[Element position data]
※

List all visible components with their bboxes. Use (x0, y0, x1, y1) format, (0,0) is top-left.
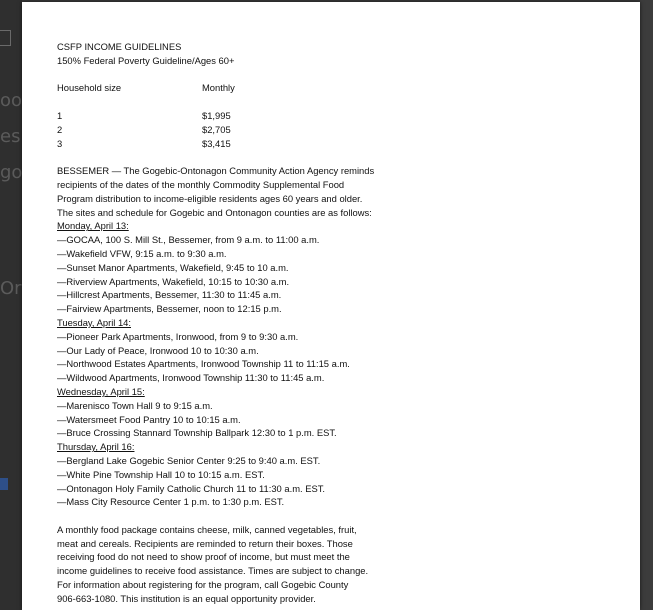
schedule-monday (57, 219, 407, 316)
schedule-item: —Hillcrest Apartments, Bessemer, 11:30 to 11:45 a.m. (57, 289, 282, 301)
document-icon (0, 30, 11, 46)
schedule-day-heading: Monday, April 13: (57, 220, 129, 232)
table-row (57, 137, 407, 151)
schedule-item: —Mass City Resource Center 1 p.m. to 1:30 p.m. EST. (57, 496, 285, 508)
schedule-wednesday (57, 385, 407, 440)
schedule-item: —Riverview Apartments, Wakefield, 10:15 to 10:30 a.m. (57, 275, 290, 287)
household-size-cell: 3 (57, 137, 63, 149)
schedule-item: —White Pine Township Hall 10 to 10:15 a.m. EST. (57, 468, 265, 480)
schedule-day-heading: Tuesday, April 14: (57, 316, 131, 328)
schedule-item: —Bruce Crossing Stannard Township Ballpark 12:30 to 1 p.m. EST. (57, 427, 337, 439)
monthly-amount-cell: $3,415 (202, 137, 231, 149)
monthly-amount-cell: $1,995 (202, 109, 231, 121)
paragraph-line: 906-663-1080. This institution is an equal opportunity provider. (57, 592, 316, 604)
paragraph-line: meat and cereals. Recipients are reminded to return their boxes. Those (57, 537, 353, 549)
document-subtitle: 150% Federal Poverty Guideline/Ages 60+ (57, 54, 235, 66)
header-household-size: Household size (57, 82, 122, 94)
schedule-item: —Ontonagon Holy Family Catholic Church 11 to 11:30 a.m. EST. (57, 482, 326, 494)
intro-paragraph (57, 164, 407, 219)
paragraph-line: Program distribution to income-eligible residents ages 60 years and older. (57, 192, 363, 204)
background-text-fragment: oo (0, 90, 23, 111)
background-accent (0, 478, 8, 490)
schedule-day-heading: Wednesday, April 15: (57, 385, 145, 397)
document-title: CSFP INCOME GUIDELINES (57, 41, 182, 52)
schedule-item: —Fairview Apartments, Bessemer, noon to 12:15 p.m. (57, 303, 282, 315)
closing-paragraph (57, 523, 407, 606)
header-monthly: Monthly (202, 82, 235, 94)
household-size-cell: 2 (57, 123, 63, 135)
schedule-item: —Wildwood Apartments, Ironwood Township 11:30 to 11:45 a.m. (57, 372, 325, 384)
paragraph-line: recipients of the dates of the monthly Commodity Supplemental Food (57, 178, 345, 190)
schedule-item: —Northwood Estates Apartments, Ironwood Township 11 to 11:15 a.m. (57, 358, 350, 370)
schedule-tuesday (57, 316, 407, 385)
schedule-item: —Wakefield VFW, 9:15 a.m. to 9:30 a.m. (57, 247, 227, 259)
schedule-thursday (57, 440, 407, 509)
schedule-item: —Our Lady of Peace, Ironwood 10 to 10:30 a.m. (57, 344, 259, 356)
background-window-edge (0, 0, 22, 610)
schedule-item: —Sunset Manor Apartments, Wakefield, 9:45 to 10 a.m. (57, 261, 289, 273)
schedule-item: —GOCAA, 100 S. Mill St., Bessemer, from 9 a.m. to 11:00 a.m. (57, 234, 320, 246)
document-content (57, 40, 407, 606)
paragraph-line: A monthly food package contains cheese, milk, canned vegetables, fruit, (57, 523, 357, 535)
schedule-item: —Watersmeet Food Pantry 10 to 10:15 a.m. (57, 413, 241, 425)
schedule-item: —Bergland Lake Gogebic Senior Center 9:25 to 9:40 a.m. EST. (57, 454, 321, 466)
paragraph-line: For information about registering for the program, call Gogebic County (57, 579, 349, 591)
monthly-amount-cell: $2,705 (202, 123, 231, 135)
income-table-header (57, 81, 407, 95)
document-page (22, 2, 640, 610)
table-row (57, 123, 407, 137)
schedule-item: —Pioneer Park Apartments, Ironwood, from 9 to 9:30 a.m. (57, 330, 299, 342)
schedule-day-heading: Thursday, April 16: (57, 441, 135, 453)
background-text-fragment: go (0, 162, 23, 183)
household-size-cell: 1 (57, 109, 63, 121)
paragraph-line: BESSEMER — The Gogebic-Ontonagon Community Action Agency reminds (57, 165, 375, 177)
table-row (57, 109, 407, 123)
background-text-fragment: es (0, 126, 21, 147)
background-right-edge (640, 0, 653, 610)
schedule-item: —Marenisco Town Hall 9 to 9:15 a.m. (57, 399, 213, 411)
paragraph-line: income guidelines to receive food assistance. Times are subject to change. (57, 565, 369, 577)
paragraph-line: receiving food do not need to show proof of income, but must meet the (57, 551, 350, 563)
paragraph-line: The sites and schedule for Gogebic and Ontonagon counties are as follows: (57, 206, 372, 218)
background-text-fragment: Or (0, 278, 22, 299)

※

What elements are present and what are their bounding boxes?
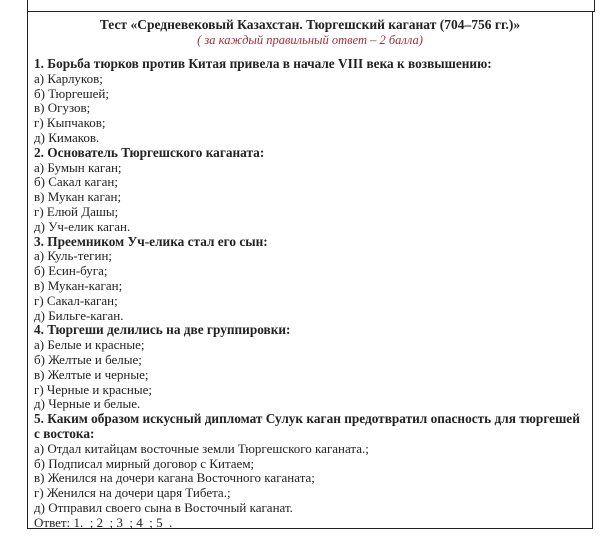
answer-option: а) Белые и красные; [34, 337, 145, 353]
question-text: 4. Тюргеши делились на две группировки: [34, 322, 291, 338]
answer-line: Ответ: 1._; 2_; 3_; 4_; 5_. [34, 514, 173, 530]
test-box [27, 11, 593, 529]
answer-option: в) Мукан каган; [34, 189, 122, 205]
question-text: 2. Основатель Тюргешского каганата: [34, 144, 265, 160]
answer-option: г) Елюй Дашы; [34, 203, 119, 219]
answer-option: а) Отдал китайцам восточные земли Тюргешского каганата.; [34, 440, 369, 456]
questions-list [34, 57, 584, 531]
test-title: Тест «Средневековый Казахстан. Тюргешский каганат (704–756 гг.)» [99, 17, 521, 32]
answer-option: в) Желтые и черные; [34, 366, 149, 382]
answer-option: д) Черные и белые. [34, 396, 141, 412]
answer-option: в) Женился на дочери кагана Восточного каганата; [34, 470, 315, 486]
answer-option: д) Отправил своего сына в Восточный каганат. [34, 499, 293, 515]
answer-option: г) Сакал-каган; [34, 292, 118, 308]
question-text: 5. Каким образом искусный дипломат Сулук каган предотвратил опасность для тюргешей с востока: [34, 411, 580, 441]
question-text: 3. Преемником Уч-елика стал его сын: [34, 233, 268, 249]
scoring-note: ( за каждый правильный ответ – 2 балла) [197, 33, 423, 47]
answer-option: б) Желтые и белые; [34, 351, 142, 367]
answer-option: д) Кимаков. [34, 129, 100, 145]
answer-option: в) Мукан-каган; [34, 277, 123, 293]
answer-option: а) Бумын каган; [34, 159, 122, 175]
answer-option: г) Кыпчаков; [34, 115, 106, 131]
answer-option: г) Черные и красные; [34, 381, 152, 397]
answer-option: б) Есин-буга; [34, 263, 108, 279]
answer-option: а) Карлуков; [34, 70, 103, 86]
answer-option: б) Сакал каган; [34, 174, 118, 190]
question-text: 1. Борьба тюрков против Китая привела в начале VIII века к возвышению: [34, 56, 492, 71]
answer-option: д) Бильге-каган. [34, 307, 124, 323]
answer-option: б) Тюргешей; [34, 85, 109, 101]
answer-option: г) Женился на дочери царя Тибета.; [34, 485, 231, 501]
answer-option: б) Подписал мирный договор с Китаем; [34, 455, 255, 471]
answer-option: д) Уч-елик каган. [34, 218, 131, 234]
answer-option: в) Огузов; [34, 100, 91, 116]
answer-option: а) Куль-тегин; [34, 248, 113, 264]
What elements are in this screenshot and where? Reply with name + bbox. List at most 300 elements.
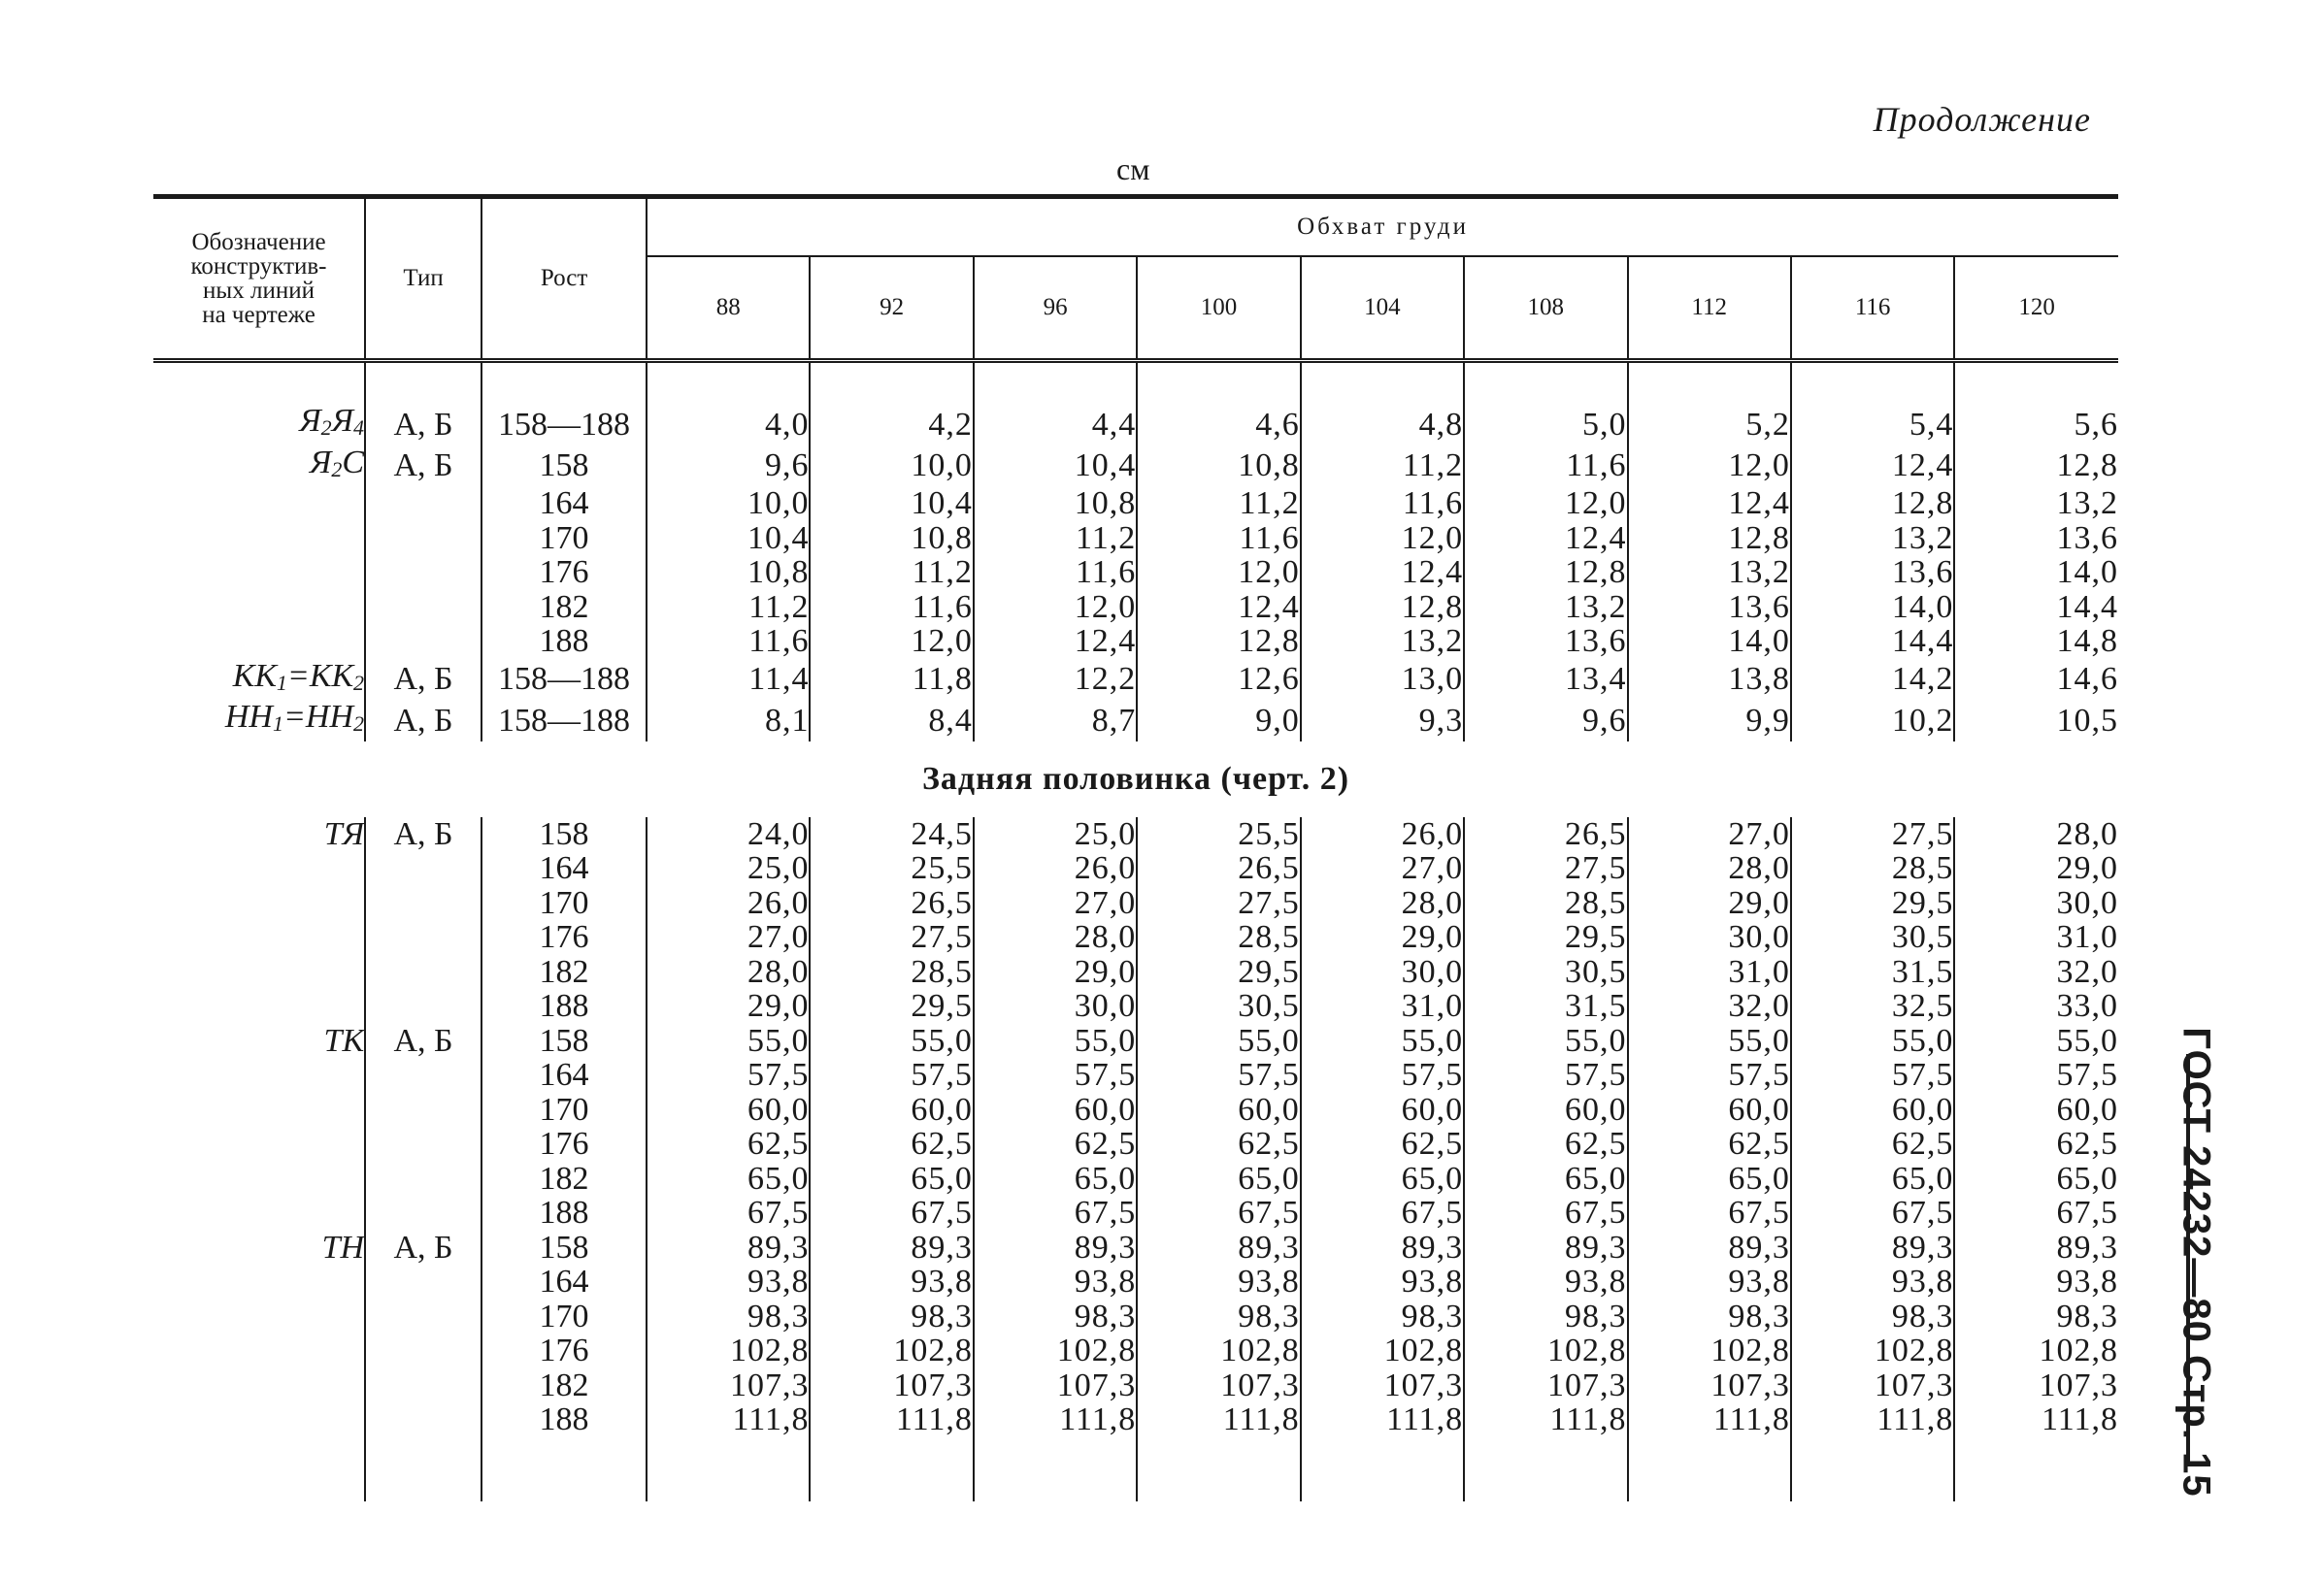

※

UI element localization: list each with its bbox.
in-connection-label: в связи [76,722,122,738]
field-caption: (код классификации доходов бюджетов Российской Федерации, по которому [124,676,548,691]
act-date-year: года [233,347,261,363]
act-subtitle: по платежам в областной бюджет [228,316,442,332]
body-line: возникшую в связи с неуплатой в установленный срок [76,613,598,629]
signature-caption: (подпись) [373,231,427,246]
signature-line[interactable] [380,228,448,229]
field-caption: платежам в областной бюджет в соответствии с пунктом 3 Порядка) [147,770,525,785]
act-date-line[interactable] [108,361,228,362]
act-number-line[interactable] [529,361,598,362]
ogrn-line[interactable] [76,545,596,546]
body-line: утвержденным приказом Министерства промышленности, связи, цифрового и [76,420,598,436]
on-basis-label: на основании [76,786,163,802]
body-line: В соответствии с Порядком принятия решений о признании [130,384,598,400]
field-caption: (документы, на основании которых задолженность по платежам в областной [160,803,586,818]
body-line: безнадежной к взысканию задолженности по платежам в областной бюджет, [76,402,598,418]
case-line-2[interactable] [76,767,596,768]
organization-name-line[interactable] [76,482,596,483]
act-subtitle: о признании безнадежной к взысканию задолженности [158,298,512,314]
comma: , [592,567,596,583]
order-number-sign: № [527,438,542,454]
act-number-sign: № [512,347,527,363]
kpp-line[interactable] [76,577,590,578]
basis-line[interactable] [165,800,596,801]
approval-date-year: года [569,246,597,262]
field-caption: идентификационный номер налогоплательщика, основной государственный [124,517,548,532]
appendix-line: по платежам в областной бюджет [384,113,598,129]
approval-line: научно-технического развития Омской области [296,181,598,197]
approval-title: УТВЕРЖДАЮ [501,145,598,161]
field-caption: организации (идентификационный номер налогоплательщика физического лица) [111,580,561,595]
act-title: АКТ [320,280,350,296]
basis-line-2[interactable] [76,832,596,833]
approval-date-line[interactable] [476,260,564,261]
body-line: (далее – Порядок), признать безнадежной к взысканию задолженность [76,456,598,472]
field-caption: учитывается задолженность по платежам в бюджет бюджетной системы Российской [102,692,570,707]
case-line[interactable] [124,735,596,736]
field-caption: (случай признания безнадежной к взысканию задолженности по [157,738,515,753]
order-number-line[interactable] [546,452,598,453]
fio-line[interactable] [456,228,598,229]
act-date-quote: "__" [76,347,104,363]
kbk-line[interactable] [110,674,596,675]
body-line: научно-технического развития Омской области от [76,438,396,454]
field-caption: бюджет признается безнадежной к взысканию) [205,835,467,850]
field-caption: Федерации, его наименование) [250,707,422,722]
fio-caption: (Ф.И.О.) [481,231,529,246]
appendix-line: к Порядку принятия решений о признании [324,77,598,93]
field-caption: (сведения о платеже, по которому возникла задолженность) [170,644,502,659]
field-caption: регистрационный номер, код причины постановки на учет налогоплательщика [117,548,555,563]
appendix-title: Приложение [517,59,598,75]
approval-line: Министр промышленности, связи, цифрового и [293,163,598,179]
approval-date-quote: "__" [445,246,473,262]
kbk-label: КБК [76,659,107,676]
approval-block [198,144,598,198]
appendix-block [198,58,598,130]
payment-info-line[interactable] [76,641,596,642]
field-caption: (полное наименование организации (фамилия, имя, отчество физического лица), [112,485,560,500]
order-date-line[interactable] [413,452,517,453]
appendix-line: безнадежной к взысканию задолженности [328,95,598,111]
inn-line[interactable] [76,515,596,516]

※

Put the lines of the data, from the line with "UI element localization: list" up to and including the line with "body-line: возникшую в", into a Markdown table with the columns Row and Line, leaving out any blank lines.

| Row | Line |
|---|---|
| 1 | UI element localization: list each with its bbox. |
| 2 | in-connection-label: в связи [76,722,122,738] |
| 3 | field-caption: (код классификации доходов бюджетов Российской Федерации, по которому [124,676,548,691] |
| 4 | act-date-year: года [233,347,261,363] |
| 5 | act-subtitle: по платежам в областной бюджет [228,316,442,332] |
| 6 | body-line: возникшую в связи с неуплатой в установленный срок [76,613,598,629] |